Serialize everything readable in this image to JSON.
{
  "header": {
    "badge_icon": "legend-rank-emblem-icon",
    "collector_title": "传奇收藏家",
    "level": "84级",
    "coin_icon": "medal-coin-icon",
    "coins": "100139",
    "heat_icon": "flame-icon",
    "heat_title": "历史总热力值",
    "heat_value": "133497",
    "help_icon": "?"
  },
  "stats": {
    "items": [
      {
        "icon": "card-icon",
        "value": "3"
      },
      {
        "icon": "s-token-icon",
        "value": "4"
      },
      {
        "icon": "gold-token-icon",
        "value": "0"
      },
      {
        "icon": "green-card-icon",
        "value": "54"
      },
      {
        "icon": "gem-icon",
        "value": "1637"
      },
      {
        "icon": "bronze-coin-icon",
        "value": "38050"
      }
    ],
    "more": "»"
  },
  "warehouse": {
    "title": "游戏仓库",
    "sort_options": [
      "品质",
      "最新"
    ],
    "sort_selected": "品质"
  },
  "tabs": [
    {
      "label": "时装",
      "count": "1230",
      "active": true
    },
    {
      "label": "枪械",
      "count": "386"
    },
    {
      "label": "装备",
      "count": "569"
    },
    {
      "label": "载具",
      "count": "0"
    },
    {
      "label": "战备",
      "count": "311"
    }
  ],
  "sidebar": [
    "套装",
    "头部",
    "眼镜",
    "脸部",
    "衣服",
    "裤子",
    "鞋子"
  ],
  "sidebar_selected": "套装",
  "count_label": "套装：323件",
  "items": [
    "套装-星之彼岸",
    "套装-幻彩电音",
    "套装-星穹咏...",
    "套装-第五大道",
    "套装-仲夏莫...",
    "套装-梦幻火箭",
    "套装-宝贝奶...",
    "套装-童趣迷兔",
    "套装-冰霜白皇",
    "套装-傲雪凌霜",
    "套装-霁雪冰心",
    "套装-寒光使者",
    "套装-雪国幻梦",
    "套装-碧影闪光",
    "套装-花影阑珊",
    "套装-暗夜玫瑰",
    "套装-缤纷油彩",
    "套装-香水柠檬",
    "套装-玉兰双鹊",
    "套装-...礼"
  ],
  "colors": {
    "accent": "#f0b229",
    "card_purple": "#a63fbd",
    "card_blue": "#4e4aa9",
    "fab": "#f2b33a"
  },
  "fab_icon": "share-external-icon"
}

----

Take the material above and return all of it exactly.

Response for this exercise —
Serialize everything readable in this image to JSON.
{
  "header": {
    "badge_icon": "legend-rank-emblem-icon",
    "collector_title": "传奇收藏家",
    "level": "84级",
    "coin_icon": "medal-coin-icon",
    "coins": "100139",
    "heat_icon": "flame-icon",
    "heat_title": "历史总热力值",
    "heat_value": "133497",
    "help_icon": "?"
  },
  "stats": {
    "items": [
      {
        "icon": "card-icon",
        "value": "3"
      },
      {
        "icon": "s-token-icon",
        "value": "4"
      },
      {
        "icon": "gold-token-icon",
        "value": "0"
      },
      {
        "icon": "green-card-icon",
        "value": "54"
      },
      {
        "icon": "gem-icon",
        "value": "1637"
      },
      {
        "icon": "bronze-coin-icon",
        "value": "38050"
      }
    ],
    "more": "»"
  },
  "warehouse": {
    "title": "游戏仓库",
    "sort_options": [
      "品质",
      "最新"
    ],
    "sort_selected": "品质"
  },
  "tabs": [
    {
      "label": "时装",
      "count": "1230",
      "active": true
    },
    {
      "label": "枪械",
      "count": "386"
    },
    {
      "label": "装备",
      "count": "569"
    },
    {
      "label": "载具",
      "count": "0"
    },
    {
      "label": "战备",
      "count": "311"
    }
  ],
  "sidebar": [
    "套装",
    "头部",
    "眼镜",
    "脸部",
    "衣服",
    "裤子",
    "鞋子"
  ],
  "sidebar_selected": "套装",
  "count_label": "套装：323件",
  "items": [
    "套装-星之彼岸",
    "套装-幻彩电音",
    "套装-星穹咏...",
    "套装-第五大道",
    "套装-仲夏莫...",
    "套装-梦幻火箭",
    "套装-宝贝奶...",
    "套装-童趣迷兔",
    "套装-冰霜白皇",
    "套装-傲雪凌霜",
    "套装-霁雪冰心",
    "套装-寒光使者",
    "套装-雪国幻梦",
    "套装-碧影闪光",
    "套装-花影阑珊",
    "套装-暗夜玫瑰",
    "套装-缤纷油彩",
    "套装-香水柠檬",
    "套装-玉兰双鹊",
    "套装-...礼"
  ],
  "colors": {
    "accent": "#f0b229",
    "card_purple": "#a63fbd",
    "card_blue": "#4e4aa9",
    "fab": "#f2b33a"
  },
  "fab_icon": "share-external-icon"
}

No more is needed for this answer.